— Given instruction —
The data below needs to be returned exactly, line for line.

— Records from a collection of figures —

-------------------------

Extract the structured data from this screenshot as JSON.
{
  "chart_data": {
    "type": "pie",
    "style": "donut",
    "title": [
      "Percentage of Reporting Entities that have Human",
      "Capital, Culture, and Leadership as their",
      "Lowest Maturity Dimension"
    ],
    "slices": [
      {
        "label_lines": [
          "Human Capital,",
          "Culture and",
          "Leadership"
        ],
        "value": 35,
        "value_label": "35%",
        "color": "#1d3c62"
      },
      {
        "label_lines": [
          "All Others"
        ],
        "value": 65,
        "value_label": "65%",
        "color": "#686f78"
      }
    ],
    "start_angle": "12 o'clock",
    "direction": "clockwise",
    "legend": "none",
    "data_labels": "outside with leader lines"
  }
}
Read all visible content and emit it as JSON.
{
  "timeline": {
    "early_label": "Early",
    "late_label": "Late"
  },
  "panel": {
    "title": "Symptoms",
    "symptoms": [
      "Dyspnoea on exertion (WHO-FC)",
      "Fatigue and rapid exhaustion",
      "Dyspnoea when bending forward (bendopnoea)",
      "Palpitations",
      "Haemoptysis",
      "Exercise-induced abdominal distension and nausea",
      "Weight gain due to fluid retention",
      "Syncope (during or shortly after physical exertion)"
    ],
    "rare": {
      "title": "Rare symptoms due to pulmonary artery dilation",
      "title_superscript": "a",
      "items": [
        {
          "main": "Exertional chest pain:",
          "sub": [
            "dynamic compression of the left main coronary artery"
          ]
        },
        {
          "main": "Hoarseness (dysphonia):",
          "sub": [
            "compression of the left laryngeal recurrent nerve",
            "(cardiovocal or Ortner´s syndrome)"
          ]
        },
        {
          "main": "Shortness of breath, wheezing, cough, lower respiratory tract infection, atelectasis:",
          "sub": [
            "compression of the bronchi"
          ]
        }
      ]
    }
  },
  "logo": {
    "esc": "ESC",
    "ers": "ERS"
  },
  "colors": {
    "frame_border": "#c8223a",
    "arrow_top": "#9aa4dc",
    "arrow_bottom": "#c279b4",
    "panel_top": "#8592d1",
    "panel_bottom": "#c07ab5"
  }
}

-------------------------

— Task answer —
Extract the structured data from this screenshot as JSON.
{
  "chart_data": {
    "type": "pie",
    "style": "donut",
    "title": [
      "Percentage of Reporting Entities that have Human",
      "Capital, Culture, and Leadership as their",
      "Lowest Maturity Dimension"
    ],
    "slices": [
      {
        "label_lines": [
          "Human Capital,",
          "Culture and",
          "Leadership"
        ],
        "value": 35,
        "value_label": "35%",
        "color": "#1d3c62"
      },
      {
        "label_lines": [
          "All Others"
        ],
        "value": 65,
        "value_label": "65%",
        "color": "#686f78"
      }
    ],
    "start_angle": "12 o'clock",
    "direction": "clockwise",
    "legend": "none",
    "data_labels": "outside with leader lines"
  }
}
Read all visible content and emit it as JSON.
{
  "timeline": {
    "early_label": "Early",
    "late_label": "Late"
  },
  "panel": {
    "title": "Symptoms",
    "symptoms": [
      "Dyspnoea on exertion (WHO-FC)",
      "Fatigue and rapid exhaustion",
      "Dyspnoea when bending forward (bendopnoea)",
      "Palpitations",
      "Haemoptysis",
      "Exercise-induced abdominal distension and nausea",
      "Weight gain due to fluid retention",
      "Syncope (during or shortly after physical exertion)"
    ],
    "rare": {
      "title": "Rare symptoms due to pulmonary artery dilation",
      "title_superscript": "a",
      "items": [
        {
          "main": "Exertional chest pain:",
          "sub": [
            "dynamic compression of the left main coronary artery"
          ]
        },
        {
          "main": "Hoarseness (dysphonia):",
          "sub": [
            "compression of the left laryngeal recurrent nerve",
            "(cardiovocal or Ortner´s syndrome)"
          ]
        },
        {
          "main": "Shortness of breath, wheezing, cough, lower respiratory tract infection, atelectasis:",
          "sub": [
            "compression of the bronchi"
          ]
        }
      ]
    }
  },
  "logo": {
    "esc": "ESC",
    "ers": "ERS"
  },
  "colors": {
    "frame_border": "#c8223a",
    "arrow_top": "#9aa4dc",
    "arrow_bottom": "#c279b4",
    "panel_top": "#8592d1",
    "panel_bottom": "#c07ab5"
  }
}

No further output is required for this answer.